[Entries from a dataset]
◆ ◆ ◆ ◆

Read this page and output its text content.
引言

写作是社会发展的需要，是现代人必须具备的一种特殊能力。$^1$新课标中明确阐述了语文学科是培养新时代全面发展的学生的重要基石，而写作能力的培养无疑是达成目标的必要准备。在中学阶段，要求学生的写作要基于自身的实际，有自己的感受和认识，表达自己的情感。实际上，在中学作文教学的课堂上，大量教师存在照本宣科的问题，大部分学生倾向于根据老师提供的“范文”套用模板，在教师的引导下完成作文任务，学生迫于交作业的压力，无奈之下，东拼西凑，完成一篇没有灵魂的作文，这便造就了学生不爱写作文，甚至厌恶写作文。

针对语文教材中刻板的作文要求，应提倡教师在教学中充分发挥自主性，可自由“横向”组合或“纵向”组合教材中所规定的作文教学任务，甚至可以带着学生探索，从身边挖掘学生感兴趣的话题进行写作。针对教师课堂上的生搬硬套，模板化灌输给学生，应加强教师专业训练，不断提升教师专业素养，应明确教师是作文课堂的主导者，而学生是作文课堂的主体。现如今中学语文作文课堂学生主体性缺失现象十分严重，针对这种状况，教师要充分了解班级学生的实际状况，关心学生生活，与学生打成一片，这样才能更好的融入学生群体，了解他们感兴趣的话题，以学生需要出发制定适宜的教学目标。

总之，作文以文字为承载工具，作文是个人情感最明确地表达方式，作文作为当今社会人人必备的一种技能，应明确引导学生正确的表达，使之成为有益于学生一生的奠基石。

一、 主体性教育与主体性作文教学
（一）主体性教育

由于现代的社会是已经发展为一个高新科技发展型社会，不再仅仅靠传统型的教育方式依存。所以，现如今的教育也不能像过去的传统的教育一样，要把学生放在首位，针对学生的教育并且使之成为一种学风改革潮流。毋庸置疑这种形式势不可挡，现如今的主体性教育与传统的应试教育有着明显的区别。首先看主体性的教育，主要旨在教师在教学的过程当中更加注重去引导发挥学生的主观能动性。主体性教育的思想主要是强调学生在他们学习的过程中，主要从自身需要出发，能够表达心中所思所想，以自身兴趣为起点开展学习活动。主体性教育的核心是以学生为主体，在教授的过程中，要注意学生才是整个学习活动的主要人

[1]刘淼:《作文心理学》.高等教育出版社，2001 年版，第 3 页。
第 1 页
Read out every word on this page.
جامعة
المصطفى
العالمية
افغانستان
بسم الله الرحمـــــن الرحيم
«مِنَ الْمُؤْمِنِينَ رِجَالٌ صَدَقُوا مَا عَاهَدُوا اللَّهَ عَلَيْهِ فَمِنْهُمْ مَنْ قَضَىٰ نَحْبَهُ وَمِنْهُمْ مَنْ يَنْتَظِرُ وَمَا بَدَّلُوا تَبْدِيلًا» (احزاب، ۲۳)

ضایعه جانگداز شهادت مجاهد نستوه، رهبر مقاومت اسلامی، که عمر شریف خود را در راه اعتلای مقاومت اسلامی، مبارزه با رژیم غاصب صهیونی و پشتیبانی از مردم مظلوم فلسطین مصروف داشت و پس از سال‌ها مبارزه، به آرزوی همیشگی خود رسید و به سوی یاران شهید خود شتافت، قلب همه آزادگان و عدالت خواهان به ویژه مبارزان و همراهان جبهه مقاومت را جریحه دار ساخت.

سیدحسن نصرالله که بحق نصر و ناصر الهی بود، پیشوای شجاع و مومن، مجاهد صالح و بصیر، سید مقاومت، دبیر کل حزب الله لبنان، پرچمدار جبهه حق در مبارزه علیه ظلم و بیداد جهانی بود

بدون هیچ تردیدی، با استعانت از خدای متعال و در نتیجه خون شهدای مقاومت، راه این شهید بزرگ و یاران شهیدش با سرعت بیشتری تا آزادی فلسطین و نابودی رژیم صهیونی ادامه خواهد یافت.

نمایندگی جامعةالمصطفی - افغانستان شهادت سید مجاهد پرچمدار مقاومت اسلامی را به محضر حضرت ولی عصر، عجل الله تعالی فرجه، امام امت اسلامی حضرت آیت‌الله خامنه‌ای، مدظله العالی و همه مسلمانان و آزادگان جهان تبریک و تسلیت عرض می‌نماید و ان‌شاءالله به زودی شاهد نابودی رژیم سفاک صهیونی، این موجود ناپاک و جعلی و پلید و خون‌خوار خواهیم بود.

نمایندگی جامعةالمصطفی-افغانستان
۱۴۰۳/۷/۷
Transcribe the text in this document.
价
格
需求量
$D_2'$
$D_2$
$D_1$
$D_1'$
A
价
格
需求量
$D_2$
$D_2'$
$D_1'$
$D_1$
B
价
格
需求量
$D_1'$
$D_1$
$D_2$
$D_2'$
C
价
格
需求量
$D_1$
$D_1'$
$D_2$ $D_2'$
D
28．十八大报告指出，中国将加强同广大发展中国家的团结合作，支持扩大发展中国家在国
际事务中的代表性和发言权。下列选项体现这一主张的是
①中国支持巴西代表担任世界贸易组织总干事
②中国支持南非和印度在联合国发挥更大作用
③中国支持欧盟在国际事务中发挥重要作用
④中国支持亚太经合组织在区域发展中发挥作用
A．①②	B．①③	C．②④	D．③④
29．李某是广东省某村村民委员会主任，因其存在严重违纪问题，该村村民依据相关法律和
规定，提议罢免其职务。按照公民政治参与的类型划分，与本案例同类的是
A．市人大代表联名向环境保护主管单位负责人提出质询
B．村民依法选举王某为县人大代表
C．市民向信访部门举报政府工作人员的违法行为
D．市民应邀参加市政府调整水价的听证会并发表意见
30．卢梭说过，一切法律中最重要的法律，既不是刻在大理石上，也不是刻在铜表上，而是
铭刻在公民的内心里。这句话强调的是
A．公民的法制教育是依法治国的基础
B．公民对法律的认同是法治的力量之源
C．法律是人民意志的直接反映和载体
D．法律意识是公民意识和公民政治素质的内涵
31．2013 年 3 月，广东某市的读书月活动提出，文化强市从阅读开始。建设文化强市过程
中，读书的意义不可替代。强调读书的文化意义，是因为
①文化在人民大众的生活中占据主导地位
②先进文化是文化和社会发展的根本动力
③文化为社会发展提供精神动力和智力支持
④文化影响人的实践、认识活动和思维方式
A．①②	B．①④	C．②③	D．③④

◆ ◆ ◆ ◆

#### Given problem:
From the listing above, reproduce all the lines exactly.

#### Task result:
Read this page and output its text content.
引言

写作是社会发展的需要，是现代人必须具备的一种特殊能力。$^1$新课标中明确阐述了语文学科是培养新时代全面发展的学生的重要基石，而写作能力的培养无疑是达成目标的必要准备。在中学阶段，要求学生的写作要基于自身的实际，有自己的感受和认识，表达自己的情感。实际上，在中学作文教学的课堂上，大量教师存在照本宣科的问题，大部分学生倾向于根据老师提供的“范文”套用模板，在教师的引导下完成作文任务，学生迫于交作业的压力，无奈之下，东拼西凑，完成一篇没有灵魂的作文，这便造就了学生不爱写作文，甚至厌恶写作文。

针对语文教材中刻板的作文要求，应提倡教师在教学中充分发挥自主性，可自由“横向”组合或“纵向”组合教材中所规定的作文教学任务，甚至可以带着学生探索，从身边挖掘学生感兴趣的话题进行写作。针对教师课堂上的生搬硬套，模板化灌输给学生，应加强教师专业训练，不断提升教师专业素养，应明确教师是作文课堂的主导者，而学生是作文课堂的主体。现如今中学语文作文课堂学生主体性缺失现象十分严重，针对这种状况，教师要充分了解班级学生的实际状况，关心学生生活，与学生打成一片，这样才能更好的融入学生群体，了解他们感兴趣的话题，以学生需要出发制定适宜的教学目标。

总之，作文以文字为承载工具，作文是个人情感最明确地表达方式，作文作为当今社会人人必备的一种技能，应明确引导学生正确的表达，使之成为有益于学生一生的奠基石。

一、 主体性教育与主体性作文教学
（一）主体性教育

由于现代的社会是已经发展为一个高新科技发展型社会，不再仅仅靠传统型的教育方式依存。所以，现如今的教育也不能像过去的传统的教育一样，要把学生放在首位，针对学生的教育并且使之成为一种学风改革潮流。毋庸置疑这种形式势不可挡，现如今的主体性教育与传统的应试教育有着明显的区别。首先看主体性的教育，主要旨在教师在教学的过程当中更加注重去引导发挥学生的主观能动性。主体性教育的思想主要是强调学生在他们学习的过程中，主要从自身需要出发，能够表达心中所思所想，以自身兴趣为起点开展学习活动。主体性教育的核心是以学生为主体，在教授的过程中，要注意学生才是整个学习活动的主要人

[1]刘淼:《作文心理学》.高等教育出版社，2001 年版，第 3 页。
第 1 页
Read out every word on this page.
جامعة
المصطفى
العالمية
افغانستان
بسم الله الرحمـــــن الرحيم
«مِنَ الْمُؤْمِنِينَ رِجَالٌ صَدَقُوا مَا عَاهَدُوا اللَّهَ عَلَيْهِ فَمِنْهُمْ مَنْ قَضَىٰ نَحْبَهُ وَمِنْهُمْ مَنْ يَنْتَظِرُ وَمَا بَدَّلُوا تَبْدِيلًا» (احزاب، ۲۳)

ضایعه جانگداز شهادت مجاهد نستوه، رهبر مقاومت اسلامی، که عمر شریف خود را در راه اعتلای مقاومت اسلامی، مبارزه با رژیم غاصب صهیونی و پشتیبانی از مردم مظلوم فلسطین مصروف داشت و پس از سال‌ها مبارزه، به آرزوی همیشگی خود رسید و به سوی یاران شهید خود شتافت، قلب همه آزادگان و عدالت خواهان به ویژه مبارزان و همراهان جبهه مقاومت را جریحه دار ساخت.

سیدحسن نصرالله که بحق نصر و ناصر الهی بود، پیشوای شجاع و مومن، مجاهد صالح و بصیر، سید مقاومت، دبیر کل حزب الله لبنان، پرچمدار جبهه حق در مبارزه علیه ظلم و بیداد جهانی بود

بدون هیچ تردیدی، با استعانت از خدای متعال و در نتیجه خون شهدای مقاومت، راه این شهید بزرگ و یاران شهیدش با سرعت بیشتری تا آزادی فلسطین و نابودی رژیم صهیونی ادامه خواهد یافت.

نمایندگی جامعةالمصطفی - افغانستان شهادت سید مجاهد پرچمدار مقاومت اسلامی را به محضر حضرت ولی عصر، عجل الله تعالی فرجه، امام امت اسلامی حضرت آیت‌الله خامنه‌ای، مدظله العالی و همه مسلمانان و آزادگان جهان تبریک و تسلیت عرض می‌نماید و ان‌شاءالله به زودی شاهد نابودی رژیم سفاک صهیونی، این موجود ناپاک و جعلی و پلید و خون‌خوار خواهیم بود.

نمایندگی جامعةالمصطفی-افغانستان
۱۴۰۳/۷/۷
Transcribe the text in this document.
价
格
需求量
$D_2'$
$D_2$
$D_1$
$D_1'$
A
价
格
需求量
$D_2$
$D_2'$
$D_1'$
$D_1$
B
价
格
需求量
$D_1'$
$D_1$
$D_2$
$D_2'$
C
价
格
需求量
$D_1$
$D_1'$
$D_2$ $D_2'$
D
28．十八大报告指出，中国将加强同广大发展中国家的团结合作，支持扩大发展中国家在国
际事务中的代表性和发言权。下列选项体现这一主张的是
①中国支持巴西代表担任世界贸易组织总干事
②中国支持南非和印度在联合国发挥更大作用
③中国支持欧盟在国际事务中发挥重要作用
④中国支持亚太经合组织在区域发展中发挥作用
A．①②	B．①③	C．②④	D．③④
29．李某是广东省某村村民委员会主任，因其存在严重违纪问题，该村村民依据相关法律和
规定，提议罢免其职务。按照公民政治参与的类型划分，与本案例同类的是
A．市人大代表联名向环境保护主管单位负责人提出质询
B．村民依法选举王某为县人大代表
C．市民向信访部门举报政府工作人员的违法行为
D．市民应邀参加市政府调整水价的听证会并发表意见
30．卢梭说过，一切法律中最重要的法律，既不是刻在大理石上，也不是刻在铜表上，而是
铭刻在公民的内心里。这句话强调的是
A．公民的法制教育是依法治国的基础
B．公民对法律的认同是法治的力量之源
C．法律是人民意志的直接反映和载体
D．法律意识是公民意识和公民政治素质的内涵
31．2013 年 3 月，广东某市的读书月活动提出，文化强市从阅读开始。建设文化强市过程
中，读书的意义不可替代。强调读书的文化意义，是因为
①文化在人民大众的生活中占据主导地位
②先进文化是文化和社会发展的根本动力
③文化为社会发展提供精神动力和智力支持
④文化影响人的实践、认识活动和思维方式
A．①②	B．①④	C．②③	D．③④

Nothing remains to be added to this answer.